----- PROVIDED PASSAGE

Chapter 2) The Diversity in Racing Steering Group, and Action Plan, 2017-2018
The BHA sets up a Diversity Group, generously funded but with an ambiguous mandate; a "commercial case" without evidence; and Diversity claims a scalp.
In August 2017, three months after its May press statement (see Chapter 1), the British Horseracing Authority (BHA) announced the creation of a “Diversity in Racing Steering Group” (DiRSG), fulfilling one of the recommendations of the Oxford Brookes report.
The DiRSG’s initial members included BHA chief executive Nick Rust, senior officers from the BHA, Jockey Club and Racehorse Owners Association, Susannah Gill from Women in Racing, and various racing and media people.
The BHA said that DiRSG was expected to “lead and direct our sport in this vital area”;1 yet, DiRSG said in its first publication (below) that it was an “advisory group with no executive or decision-making function”. DiRSG’s remit was confusing; “advisory” implies something passive, i.e. the industry would consider actions, and the Group would provide advice. But DiRSG’s stated aim of “leading and directing” implied that it held responsibility for determining policy, subject to an authorising decision.

----------
----- PROVIDED INFORMATION

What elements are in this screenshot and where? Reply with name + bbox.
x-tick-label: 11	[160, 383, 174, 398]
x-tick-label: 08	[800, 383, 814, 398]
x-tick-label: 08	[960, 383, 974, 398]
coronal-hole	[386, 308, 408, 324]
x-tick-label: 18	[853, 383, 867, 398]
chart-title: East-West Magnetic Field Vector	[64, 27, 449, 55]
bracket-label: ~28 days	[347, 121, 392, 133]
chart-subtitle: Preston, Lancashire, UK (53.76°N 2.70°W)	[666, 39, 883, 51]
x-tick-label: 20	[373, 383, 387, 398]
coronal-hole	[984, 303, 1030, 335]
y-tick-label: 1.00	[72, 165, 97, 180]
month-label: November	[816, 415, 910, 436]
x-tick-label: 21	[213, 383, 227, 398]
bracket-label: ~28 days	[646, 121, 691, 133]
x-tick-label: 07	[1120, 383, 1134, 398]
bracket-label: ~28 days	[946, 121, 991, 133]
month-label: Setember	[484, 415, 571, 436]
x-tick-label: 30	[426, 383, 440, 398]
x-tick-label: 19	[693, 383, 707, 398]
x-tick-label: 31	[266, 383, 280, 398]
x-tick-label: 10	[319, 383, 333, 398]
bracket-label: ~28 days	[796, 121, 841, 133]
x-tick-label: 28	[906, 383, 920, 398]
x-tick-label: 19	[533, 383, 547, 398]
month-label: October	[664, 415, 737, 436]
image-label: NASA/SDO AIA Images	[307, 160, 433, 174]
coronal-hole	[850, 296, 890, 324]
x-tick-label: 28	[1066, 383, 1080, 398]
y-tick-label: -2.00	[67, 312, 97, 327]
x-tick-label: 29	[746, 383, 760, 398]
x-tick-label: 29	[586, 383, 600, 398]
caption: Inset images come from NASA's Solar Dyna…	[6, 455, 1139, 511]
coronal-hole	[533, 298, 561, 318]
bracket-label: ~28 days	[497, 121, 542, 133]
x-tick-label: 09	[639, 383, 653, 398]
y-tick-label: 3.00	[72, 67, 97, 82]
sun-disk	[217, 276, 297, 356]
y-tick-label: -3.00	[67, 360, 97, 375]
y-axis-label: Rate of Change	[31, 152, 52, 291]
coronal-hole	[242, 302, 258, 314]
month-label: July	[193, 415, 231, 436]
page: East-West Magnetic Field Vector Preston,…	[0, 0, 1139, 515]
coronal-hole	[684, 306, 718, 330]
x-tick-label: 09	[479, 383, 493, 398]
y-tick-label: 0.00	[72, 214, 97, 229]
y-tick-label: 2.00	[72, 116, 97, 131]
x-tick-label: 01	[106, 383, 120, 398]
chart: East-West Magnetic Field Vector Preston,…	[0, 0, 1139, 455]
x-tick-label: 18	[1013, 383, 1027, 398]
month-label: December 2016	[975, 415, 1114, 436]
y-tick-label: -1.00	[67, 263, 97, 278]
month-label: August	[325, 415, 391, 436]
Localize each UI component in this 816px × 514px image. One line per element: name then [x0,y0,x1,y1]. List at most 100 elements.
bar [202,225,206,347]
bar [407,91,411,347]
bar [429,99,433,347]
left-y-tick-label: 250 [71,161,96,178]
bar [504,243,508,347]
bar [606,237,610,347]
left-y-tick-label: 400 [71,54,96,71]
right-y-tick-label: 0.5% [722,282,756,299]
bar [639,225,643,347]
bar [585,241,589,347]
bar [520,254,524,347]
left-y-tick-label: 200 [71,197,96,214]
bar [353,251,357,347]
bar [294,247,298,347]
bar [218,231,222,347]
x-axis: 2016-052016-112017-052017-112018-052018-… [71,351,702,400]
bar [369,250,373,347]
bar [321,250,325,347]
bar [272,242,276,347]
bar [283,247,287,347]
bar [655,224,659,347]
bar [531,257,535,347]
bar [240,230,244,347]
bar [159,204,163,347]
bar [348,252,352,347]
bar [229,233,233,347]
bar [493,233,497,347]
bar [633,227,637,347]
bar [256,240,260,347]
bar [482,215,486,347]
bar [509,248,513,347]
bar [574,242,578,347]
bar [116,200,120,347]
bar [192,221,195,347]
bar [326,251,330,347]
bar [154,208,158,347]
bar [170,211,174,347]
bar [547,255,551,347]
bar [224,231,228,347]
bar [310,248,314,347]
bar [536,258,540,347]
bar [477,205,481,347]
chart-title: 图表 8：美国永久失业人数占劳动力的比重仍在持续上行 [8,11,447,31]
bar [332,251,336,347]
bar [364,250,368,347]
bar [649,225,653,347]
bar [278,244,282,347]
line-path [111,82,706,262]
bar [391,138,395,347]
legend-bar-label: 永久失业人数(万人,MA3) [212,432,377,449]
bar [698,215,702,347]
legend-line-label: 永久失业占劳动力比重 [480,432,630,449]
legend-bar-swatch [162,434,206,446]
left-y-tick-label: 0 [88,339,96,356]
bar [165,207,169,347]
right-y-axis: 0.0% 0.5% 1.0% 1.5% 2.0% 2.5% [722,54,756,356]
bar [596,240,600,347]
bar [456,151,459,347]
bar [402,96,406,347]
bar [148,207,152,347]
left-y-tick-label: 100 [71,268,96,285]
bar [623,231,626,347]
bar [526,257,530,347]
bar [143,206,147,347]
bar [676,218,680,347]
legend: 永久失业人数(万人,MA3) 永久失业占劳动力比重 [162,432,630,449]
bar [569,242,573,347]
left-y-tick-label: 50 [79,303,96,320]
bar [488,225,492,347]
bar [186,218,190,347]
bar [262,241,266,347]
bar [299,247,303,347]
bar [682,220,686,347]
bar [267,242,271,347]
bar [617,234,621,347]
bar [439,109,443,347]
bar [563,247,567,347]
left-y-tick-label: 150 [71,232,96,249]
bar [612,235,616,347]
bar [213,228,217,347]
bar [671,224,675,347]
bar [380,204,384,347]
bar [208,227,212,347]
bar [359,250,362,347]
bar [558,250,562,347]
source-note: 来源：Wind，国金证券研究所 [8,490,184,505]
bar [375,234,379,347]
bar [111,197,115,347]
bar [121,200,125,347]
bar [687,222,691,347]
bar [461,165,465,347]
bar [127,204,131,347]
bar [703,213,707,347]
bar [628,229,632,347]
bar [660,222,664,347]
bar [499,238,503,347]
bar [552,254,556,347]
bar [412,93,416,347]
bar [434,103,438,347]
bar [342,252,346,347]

----------

◆ SHORT PROBLEM 1 ◆
From the racing diversity chapter, extract everything from "Chapter 2) The" down to "and media people.".
◆ SHORT PROBLEM 2 ◆
In the racing diversity chapter, how did the DiRSG describe itself in its first publication?

◆ FINAL RESULT 1 ◆
Chapter 2) The Diversity in Racing Steering Group, and Action Plan, 2017-2018
The BHA sets up a Diversity Group, generously funded but with an ambiguous mandate; a "commercial case" without evidence; and Diversity claims a scalp.
In August 2017, three months after its May press statement (see Chapter 1), the British Horseracing Authority (BHA) announced the creation of a “Diversity in Racing Steering Group” (DiRSG), fulfilling one of the recommendations of the Oxford Brookes report.
The DiRSG’s initial members included BHA chief executive Nick Rust, senior officers from the BHA, Jockey Club and Racehorse Owners Association, Susannah Gill from Women in Racing, and various racing and media people.

◆ FINAL RESULT 2 ◆
As an "advisory group with no executive or decision-making function."